▶ _Excerpted records_
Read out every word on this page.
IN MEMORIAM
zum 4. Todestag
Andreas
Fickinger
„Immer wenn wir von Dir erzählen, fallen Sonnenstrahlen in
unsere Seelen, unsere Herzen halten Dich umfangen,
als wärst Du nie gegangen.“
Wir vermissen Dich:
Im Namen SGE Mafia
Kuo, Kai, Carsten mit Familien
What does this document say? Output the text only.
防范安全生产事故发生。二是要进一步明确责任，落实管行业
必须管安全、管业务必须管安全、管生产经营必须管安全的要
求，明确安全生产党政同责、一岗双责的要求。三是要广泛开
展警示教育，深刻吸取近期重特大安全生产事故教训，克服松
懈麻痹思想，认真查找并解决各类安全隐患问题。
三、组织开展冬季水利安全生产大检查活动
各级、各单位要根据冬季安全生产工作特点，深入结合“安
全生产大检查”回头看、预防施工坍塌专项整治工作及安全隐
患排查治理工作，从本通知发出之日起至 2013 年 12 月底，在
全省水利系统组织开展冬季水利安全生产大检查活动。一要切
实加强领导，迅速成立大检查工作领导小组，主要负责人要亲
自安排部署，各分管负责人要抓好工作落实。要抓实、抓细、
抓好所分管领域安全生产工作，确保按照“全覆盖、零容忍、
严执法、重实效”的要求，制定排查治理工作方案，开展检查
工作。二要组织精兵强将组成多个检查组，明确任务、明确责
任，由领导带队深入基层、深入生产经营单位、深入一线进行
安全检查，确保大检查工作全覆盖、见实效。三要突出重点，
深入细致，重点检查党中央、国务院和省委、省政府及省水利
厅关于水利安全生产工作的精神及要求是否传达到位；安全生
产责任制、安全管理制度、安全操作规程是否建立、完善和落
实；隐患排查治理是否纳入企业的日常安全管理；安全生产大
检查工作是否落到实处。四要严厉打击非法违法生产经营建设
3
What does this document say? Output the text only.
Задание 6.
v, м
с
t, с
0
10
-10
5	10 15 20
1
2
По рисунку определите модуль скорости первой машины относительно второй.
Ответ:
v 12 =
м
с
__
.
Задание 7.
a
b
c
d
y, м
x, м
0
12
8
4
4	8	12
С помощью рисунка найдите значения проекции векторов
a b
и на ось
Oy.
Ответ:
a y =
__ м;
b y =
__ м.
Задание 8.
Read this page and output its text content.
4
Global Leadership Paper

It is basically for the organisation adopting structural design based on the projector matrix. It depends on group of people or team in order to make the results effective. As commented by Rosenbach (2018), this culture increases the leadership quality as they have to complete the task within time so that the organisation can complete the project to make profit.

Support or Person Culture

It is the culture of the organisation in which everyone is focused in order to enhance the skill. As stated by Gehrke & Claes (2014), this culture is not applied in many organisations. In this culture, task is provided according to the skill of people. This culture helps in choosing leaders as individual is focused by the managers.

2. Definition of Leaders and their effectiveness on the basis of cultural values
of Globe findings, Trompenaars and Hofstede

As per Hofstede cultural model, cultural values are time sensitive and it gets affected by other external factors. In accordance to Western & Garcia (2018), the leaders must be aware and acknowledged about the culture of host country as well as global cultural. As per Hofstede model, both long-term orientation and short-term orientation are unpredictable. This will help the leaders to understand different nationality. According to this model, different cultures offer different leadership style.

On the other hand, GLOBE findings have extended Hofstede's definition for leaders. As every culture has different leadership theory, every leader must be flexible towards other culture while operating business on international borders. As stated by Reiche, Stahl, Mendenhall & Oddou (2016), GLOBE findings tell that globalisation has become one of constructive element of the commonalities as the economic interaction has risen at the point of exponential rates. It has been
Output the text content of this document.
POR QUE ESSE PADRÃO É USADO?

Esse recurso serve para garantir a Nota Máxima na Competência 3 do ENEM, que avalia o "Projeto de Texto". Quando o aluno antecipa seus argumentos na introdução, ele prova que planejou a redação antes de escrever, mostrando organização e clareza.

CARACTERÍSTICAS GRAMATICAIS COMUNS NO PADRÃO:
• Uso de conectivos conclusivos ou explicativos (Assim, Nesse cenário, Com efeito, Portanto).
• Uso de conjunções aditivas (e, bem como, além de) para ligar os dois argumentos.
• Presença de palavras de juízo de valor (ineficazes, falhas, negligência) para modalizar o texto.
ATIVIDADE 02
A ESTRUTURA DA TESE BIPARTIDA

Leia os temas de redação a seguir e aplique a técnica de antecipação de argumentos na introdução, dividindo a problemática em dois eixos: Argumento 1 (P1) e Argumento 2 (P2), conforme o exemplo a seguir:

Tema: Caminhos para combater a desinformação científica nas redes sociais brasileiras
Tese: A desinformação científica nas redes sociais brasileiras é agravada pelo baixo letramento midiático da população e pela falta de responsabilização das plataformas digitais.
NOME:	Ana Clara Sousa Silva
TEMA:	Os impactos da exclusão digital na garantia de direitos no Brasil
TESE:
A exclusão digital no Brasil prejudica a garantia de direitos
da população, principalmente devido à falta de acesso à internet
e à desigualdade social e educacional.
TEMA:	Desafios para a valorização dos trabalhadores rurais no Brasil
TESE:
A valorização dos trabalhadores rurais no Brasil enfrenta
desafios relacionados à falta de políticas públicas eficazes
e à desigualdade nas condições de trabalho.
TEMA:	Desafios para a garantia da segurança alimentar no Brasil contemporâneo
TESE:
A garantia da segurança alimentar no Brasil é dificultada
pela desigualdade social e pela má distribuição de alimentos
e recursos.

▶ _To be done_
Your task is to extract all of the records exactly.

▶ _The solution_
Read out every word on this page.
IN MEMORIAM
zum 4. Todestag
Andreas
Fickinger
„Immer wenn wir von Dir erzählen, fallen Sonnenstrahlen in
unsere Seelen, unsere Herzen halten Dich umfangen,
als wärst Du nie gegangen.“
Wir vermissen Dich:
Im Namen SGE Mafia
Kuo, Kai, Carsten mit Familien
What does this document say? Output the text only.
防范安全生产事故发生。二是要进一步明确责任，落实管行业
必须管安全、管业务必须管安全、管生产经营必须管安全的要
求，明确安全生产党政同责、一岗双责的要求。三是要广泛开
展警示教育，深刻吸取近期重特大安全生产事故教训，克服松
懈麻痹思想，认真查找并解决各类安全隐患问题。
三、组织开展冬季水利安全生产大检查活动
各级、各单位要根据冬季安全生产工作特点，深入结合“安
全生产大检查”回头看、预防施工坍塌专项整治工作及安全隐
患排查治理工作，从本通知发出之日起至 2013 年 12 月底，在
全省水利系统组织开展冬季水利安全生产大检查活动。一要切
实加强领导，迅速成立大检查工作领导小组，主要负责人要亲
自安排部署，各分管负责人要抓好工作落实。要抓实、抓细、
抓好所分管领域安全生产工作，确保按照“全覆盖、零容忍、
严执法、重实效”的要求，制定排查治理工作方案，开展检查
工作。二要组织精兵强将组成多个检查组，明确任务、明确责
任，由领导带队深入基层、深入生产经营单位、深入一线进行
安全检查，确保大检查工作全覆盖、见实效。三要突出重点，
深入细致，重点检查党中央、国务院和省委、省政府及省水利
厅关于水利安全生产工作的精神及要求是否传达到位；安全生
产责任制、安全管理制度、安全操作规程是否建立、完善和落
实；隐患排查治理是否纳入企业的日常安全管理；安全生产大
检查工作是否落到实处。四要严厉打击非法违法生产经营建设
3
What does this document say? Output the text only.
Задание 6.
v, м
с
t, с
0
10
-10
5	10 15 20
1
2
По рисунку определите модуль скорости первой машины относительно второй.
Ответ:
v 12 =
м
с
__
.
Задание 7.
a
b
c
d
y, м
x, м
0
12
8
4
4	8	12
С помощью рисунка найдите значения проекции векторов
a b
и на ось
Oy.
Ответ:
a y =
__ м;
b y =
__ м.
Задание 8.
Read this page and output its text content.
4
Global Leadership Paper

It is basically for the organisation adopting structural design based on the projector matrix. It depends on group of people or team in order to make the results effective. As commented by Rosenbach (2018), this culture increases the leadership quality as they have to complete the task within time so that the organisation can complete the project to make profit.

Support or Person Culture

It is the culture of the organisation in which everyone is focused in order to enhance the skill. As stated by Gehrke & Claes (2014), this culture is not applied in many organisations. In this culture, task is provided according to the skill of people. This culture helps in choosing leaders as individual is focused by the managers.

2. Definition of Leaders and their effectiveness on the basis of cultural values
of Globe findings, Trompenaars and Hofstede

As per Hofstede cultural model, cultural values are time sensitive and it gets affected by other external factors. In accordance to Western & Garcia (2018), the leaders must be aware and acknowledged about the culture of host country as well as global cultural. As per Hofstede model, both long-term orientation and short-term orientation are unpredictable. This will help the leaders to understand different nationality. According to this model, different cultures offer different leadership style.

On the other hand, GLOBE findings have extended Hofstede's definition for leaders. As every culture has different leadership theory, every leader must be flexible towards other culture while operating business on international borders. As stated by Reiche, Stahl, Mendenhall & Oddou (2016), GLOBE findings tell that globalisation has become one of constructive element of the commonalities as the economic interaction has risen at the point of exponential rates. It has been
Output the text content of this document.
POR QUE ESSE PADRÃO É USADO?

Esse recurso serve para garantir a Nota Máxima na Competência 3 do ENEM, que avalia o "Projeto de Texto". Quando o aluno antecipa seus argumentos na introdução, ele prova que planejou a redação antes de escrever, mostrando organização e clareza.

CARACTERÍSTICAS GRAMATICAIS COMUNS NO PADRÃO:
• Uso de conectivos conclusivos ou explicativos (Assim, Nesse cenário, Com efeito, Portanto).
• Uso de conjunções aditivas (e, bem como, além de) para ligar os dois argumentos.
• Presença de palavras de juízo de valor (ineficazes, falhas, negligência) para modalizar o texto.
ATIVIDADE 02
A ESTRUTURA DA TESE BIPARTIDA

Leia os temas de redação a seguir e aplique a técnica de antecipação de argumentos na introdução, dividindo a problemática em dois eixos: Argumento 1 (P1) e Argumento 2 (P2), conforme o exemplo a seguir:

Tema: Caminhos para combater a desinformação científica nas redes sociais brasileiras
Tese: A desinformação científica nas redes sociais brasileiras é agravada pelo baixo letramento midiático da população e pela falta de responsabilização das plataformas digitais.
NOME:	Ana Clara Sousa Silva
TEMA:	Os impactos da exclusão digital na garantia de direitos no Brasil
TESE:
A exclusão digital no Brasil prejudica a garantia de direitos
da população, principalmente devido à falta de acesso à internet
e à desigualdade social e educacional.
TEMA:	Desafios para a valorização dos trabalhadores rurais no Brasil
TESE:
A valorização dos trabalhadores rurais no Brasil enfrenta
desafios relacionados à falta de políticas públicas eficazes
e à desigualdade nas condições de trabalho.
TEMA:	Desafios para a garantia da segurança alimentar no Brasil contemporâneo
TESE:
A garantia da segurança alimentar no Brasil é dificultada
pela desigualdade social e pela má distribuição de alimentos
e recursos.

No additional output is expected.